◆ **CHALLENGE**:
Copy every entry word for word. Skip the pictures.

** START STORED RECORDS **

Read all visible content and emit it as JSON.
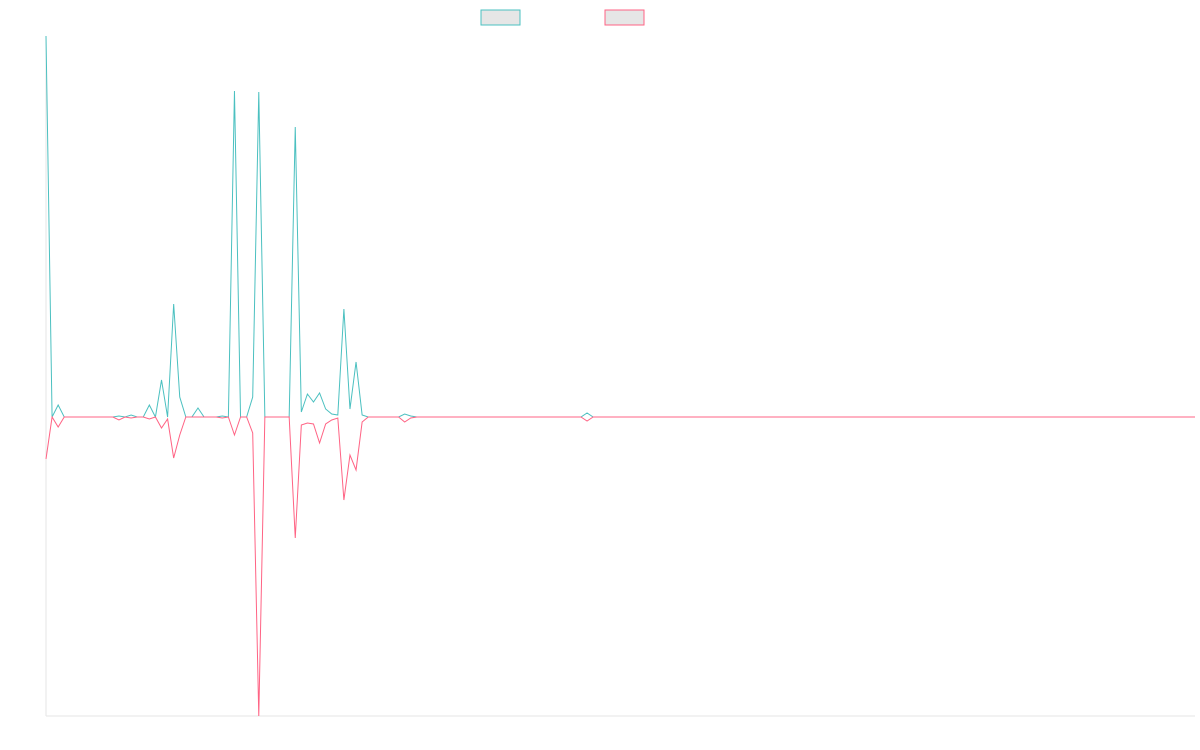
{
  "chart_data": {
    "type": "line",
    "categories": [
      null,
      null,
      null,
      null,
      null,
      null,
      null,
      null,
      null,
      null,
      null,
      null,
      null,
      null,
      null,
      null,
      null,
      null,
      null,
      null,
      null,
      null,
      null,
      null,
      null,
      null,
      null,
      null,
      null,
      null,
      null,
      null,
      null,
      null,
      null,
      null,
      null,
      null,
      null,
      null,
      null,
      null,
      null,
      null,
      null,
      null,
      null,
      null,
      null,
      null,
      null,
      null,
      null,
      null,
      null,
      null,
      null,
      null,
      null,
      null,
      null,
      null,
      null,
      null,
      null,
      null,
      null,
      null,
      null,
      null,
      null,
      null,
      null,
      null,
      null,
      null,
      null,
      null,
      null,
      null,
      null,
      null,
      null,
      null,
      null,
      null,
      null,
      null,
      null,
      null,
      null,
      null,
      null,
      null,
      null,
      null,
      null,
      null,
      null,
      null,
      null,
      null,
      null,
      null,
      null,
      null,
      null,
      null,
      null,
      null,
      null,
      null,
      null,
      null,
      null,
      null,
      null,
      null,
      null,
      null,
      null,
      null,
      null,
      null,
      null,
      null,
      null,
      null,
      null,
      null,
      null,
      null,
      null,
      null,
      null,
      null,
      null,
      null,
      null,
      null,
      null,
      null,
      null,
      null,
      null,
      null,
      null,
      null,
      null,
      null,
      null,
      null,
      null,
      null,
      null,
      null,
      null,
      null,
      null,
      null,
      null,
      null,
      null,
      null,
      null,
      null,
      null,
      null,
      null,
      null,
      null,
      null,
      null,
      null,
      null,
      null,
      null,
      null,
      null,
      null,
      null,
      null,
      null,
      null,
      null,
      null,
      null,
      null,
      null,
      null
    ],
    "ylim": [
      -299,
      381
    ],
    "series": [
      {
        "color": "#4bc0c0",
        "values": [
          381,
          0,
          12,
          0,
          0,
          0,
          0,
          0,
          0,
          0,
          0,
          0,
          1,
          0,
          2,
          0,
          0,
          12,
          0,
          37,
          0,
          113,
          20,
          0,
          0,
          9,
          0,
          0,
          0,
          1,
          0,
          326,
          0,
          0,
          20,
          325,
          0,
          0,
          0,
          0,
          0,
          290,
          5,
          23,
          15,
          24,
          8,
          3,
          2,
          108,
          8,
          55,
          2,
          0,
          0,
          0,
          0,
          0,
          0,
          3,
          1,
          0,
          0,
          0,
          0,
          0,
          0,
          0,
          0,
          0,
          0,
          0,
          0,
          0,
          0,
          0,
          0,
          0,
          0,
          0,
          0,
          0,
          0,
          0,
          0,
          0,
          0,
          0,
          0,
          4,
          0,
          0,
          0,
          0,
          0,
          0,
          0,
          0,
          0,
          0,
          0,
          0,
          0,
          0,
          0,
          0,
          0,
          0,
          0,
          0,
          0,
          0,
          0,
          0,
          0,
          0,
          0,
          0,
          0,
          0,
          0,
          0,
          0,
          0,
          0,
          0,
          0,
          0,
          0,
          0,
          0,
          0,
          0,
          0,
          0,
          0,
          0,
          0,
          0,
          0,
          0,
          0,
          0,
          0,
          0,
          0,
          0,
          0,
          0,
          0,
          0,
          0,
          0,
          0,
          0,
          0,
          0,
          0,
          0,
          0,
          0,
          0,
          0,
          0,
          0,
          0,
          0,
          0,
          0,
          0,
          0,
          0,
          0,
          0,
          0,
          0,
          0,
          0,
          0,
          0,
          0,
          0,
          0,
          0,
          0,
          0,
          0,
          0,
          0,
          0
        ]
      },
      {
        "color": "#ff6384",
        "values": [
          -42,
          0,
          -10,
          0,
          0,
          0,
          0,
          0,
          0,
          0,
          0,
          0,
          -3,
          0,
          -1,
          0,
          0,
          -2,
          0,
          -11,
          -2,
          -41,
          -18,
          0,
          0,
          0,
          0,
          0,
          0,
          -1,
          0,
          -18,
          0,
          0,
          -16,
          -299,
          0,
          0,
          0,
          0,
          0,
          -121,
          -8,
          -6,
          -7,
          -26,
          -7,
          -3,
          -1,
          -83,
          -38,
          -53,
          -5,
          0,
          0,
          0,
          0,
          0,
          0,
          -5,
          -1,
          0,
          0,
          0,
          0,
          0,
          0,
          0,
          0,
          0,
          0,
          0,
          0,
          0,
          0,
          0,
          0,
          0,
          0,
          0,
          0,
          0,
          0,
          0,
          0,
          0,
          0,
          0,
          0,
          -4,
          0,
          0,
          0,
          0,
          0,
          0,
          0,
          0,
          0,
          0,
          0,
          0,
          0,
          0,
          0,
          0,
          0,
          0,
          0,
          0,
          0,
          0,
          0,
          0,
          0,
          0,
          0,
          0,
          0,
          0,
          0,
          0,
          0,
          0,
          0,
          0,
          0,
          0,
          0,
          0,
          0,
          0,
          0,
          0,
          0,
          0,
          0,
          0,
          0,
          0,
          0,
          0,
          0,
          0,
          0,
          0,
          0,
          0,
          0,
          0,
          0,
          0,
          0,
          0,
          0,
          0,
          0,
          0,
          0,
          0,
          0,
          0,
          0,
          0,
          0,
          0,
          0,
          0,
          0,
          0,
          0,
          0,
          0,
          0,
          0,
          0,
          0,
          0,
          0,
          0,
          0,
          0,
          0,
          0,
          0,
          0,
          0,
          0,
          0,
          0
        ]
      }
    ]
  }
}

** END STORED RECORDS **

◆ **RESPONSE FOR THIS EXERCISE**:
Read all visible content and emit it as JSON.
{
  "chart_data": {
    "type": "line",
    "categories": [
      null,
      null,
      null,
      null,
      null,
      null,
      null,
      null,
      null,
      null,
      null,
      null,
      null,
      null,
      null,
      null,
      null,
      null,
      null,
      null,
      null,
      null,
      null,
      null,
      null,
      null,
      null,
      null,
      null,
      null,
      null,
      null,
      null,
      null,
      null,
      null,
      null,
      null,
      null,
      null,
      null,
      null,
      null,
      null,
      null,
      null,
      null,
      null,
      null,
      null,
      null,
      null,
      null,
      null,
      null,
      null,
      null,
      null,
      null,
      null,
      null,
      null,
      null,
      null,
      null,
      null,
      null,
      null,
      null,
      null,
      null,
      null,
      null,
      null,
      null,
      null,
      null,
      null,
      null,
      null,
      null,
      null,
      null,
      null,
      null,
      null,
      null,
      null,
      null,
      null,
      null,
      null,
      null,
      null,
      null,
      null,
      null,
      null,
      null,
      null,
      null,
      null,
      null,
      null,
      null,
      null,
      null,
      null,
      null,
      null,
      null,
      null,
      null,
      null,
      null,
      null,
      null,
      null,
      null,
      null,
      null,
      null,
      null,
      null,
      null,
      null,
      null,
      null,
      null,
      null,
      null,
      null,
      null,
      null,
      null,
      null,
      null,
      null,
      null,
      null,
      null,
      null,
      null,
      null,
      null,
      null,
      null,
      null,
      null,
      null,
      null,
      null,
      null,
      null,
      null,
      null,
      null,
      null,
      null,
      null,
      null,
      null,
      null,
      null,
      null,
      null,
      null,
      null,
      null,
      null,
      null,
      null,
      null,
      null,
      null,
      null,
      null,
      null,
      null,
      null,
      null,
      null,
      null,
      null,
      null,
      null,
      null,
      null,
      null,
      null
    ],
    "ylim": [
      -299,
      381
    ],
    "series": [
      {
        "color": "#4bc0c0",
        "values": [
          381,
          0,
          12,
          0,
          0,
          0,
          0,
          0,
          0,
          0,
          0,
          0,
          1,
          0,
          2,
          0,
          0,
          12,
          0,
          37,
          0,
          113,
          20,
          0,
          0,
          9,
          0,
          0,
          0,
          1,
          0,
          326,
          0,
          0,
          20,
          325,
          0,
          0,
          0,
          0,
          0,
          290,
          5,
          23,
          15,
          24,
          8,
          3,
          2,
          108,
          8,
          55,
          2,
          0,
          0,
          0,
          0,
          0,
          0,
          3,
          1,
          0,
          0,
          0,
          0,
          0,
          0,
          0,
          0,
          0,
          0,
          0,
          0,
          0,
          0,
          0,
          0,
          0,
          0,
          0,
          0,
          0,
          0,
          0,
          0,
          0,
          0,
          0,
          0,
          4,
          0,
          0,
          0,
          0,
          0,
          0,
          0,
          0,
          0,
          0,
          0,
          0,
          0,
          0,
          0,
          0,
          0,
          0,
          0,
          0,
          0,
          0,
          0,
          0,
          0,
          0,
          0,
          0,
          0,
          0,
          0,
          0,
          0,
          0,
          0,
          0,
          0,
          0,
          0,
          0,
          0,
          0,
          0,
          0,
          0,
          0,
          0,
          0,
          0,
          0,
          0,
          0,
          0,
          0,
          0,
          0,
          0,
          0,
          0,
          0,
          0,
          0,
          0,
          0,
          0,
          0,
          0,
          0,
          0,
          0,
          0,
          0,
          0,
          0,
          0,
          0,
          0,
          0,
          0,
          0,
          0,
          0,
          0,
          0,
          0,
          0,
          0,
          0,
          0,
          0,
          0,
          0,
          0,
          0,
          0,
          0,
          0,
          0,
          0,
          0
        ]
      },
      {
        "color": "#ff6384",
        "values": [
          -42,
          0,
          -10,
          0,
          0,
          0,
          0,
          0,
          0,
          0,
          0,
          0,
          -3,
          0,
          -1,
          0,
          0,
          -2,
          0,
          -11,
          -2,
          -41,
          -18,
          0,
          0,
          0,
          0,
          0,
          0,
          -1,
          0,
          -18,
          0,
          0,
          -16,
          -299,
          0,
          0,
          0,
          0,
          0,
          -121,
          -8,
          -6,
          -7,
          -26,
          -7,
          -3,
          -1,
          -83,
          -38,
          -53,
          -5,
          0,
          0,
          0,
          0,
          0,
          0,
          -5,
          -1,
          0,
          0,
          0,
          0,
          0,
          0,
          0,
          0,
          0,
          0,
          0,
          0,
          0,
          0,
          0,
          0,
          0,
          0,
          0,
          0,
          0,
          0,
          0,
          0,
          0,
          0,
          0,
          0,
          -4,
          0,
          0,
          0,
          0,
          0,
          0,
          0,
          0,
          0,
          0,
          0,
          0,
          0,
          0,
          0,
          0,
          0,
          0,
          0,
          0,
          0,
          0,
          0,
          0,
          0,
          0,
          0,
          0,
          0,
          0,
          0,
          0,
          0,
          0,
          0,
          0,
          0,
          0,
          0,
          0,
          0,
          0,
          0,
          0,
          0,
          0,
          0,
          0,
          0,
          0,
          0,
          0,
          0,
          0,
          0,
          0,
          0,
          0,
          0,
          0,
          0,
          0,
          0,
          0,
          0,
          0,
          0,
          0,
          0,
          0,
          0,
          0,
          0,
          0,
          0,
          0,
          0,
          0,
          0,
          0,
          0,
          0,
          0,
          0,
          0,
          0,
          0,
          0,
          0,
          0,
          0,
          0,
          0,
          0,
          0,
          0,
          0,
          0,
          0,
          0
        ]
      }
    ]
  }
}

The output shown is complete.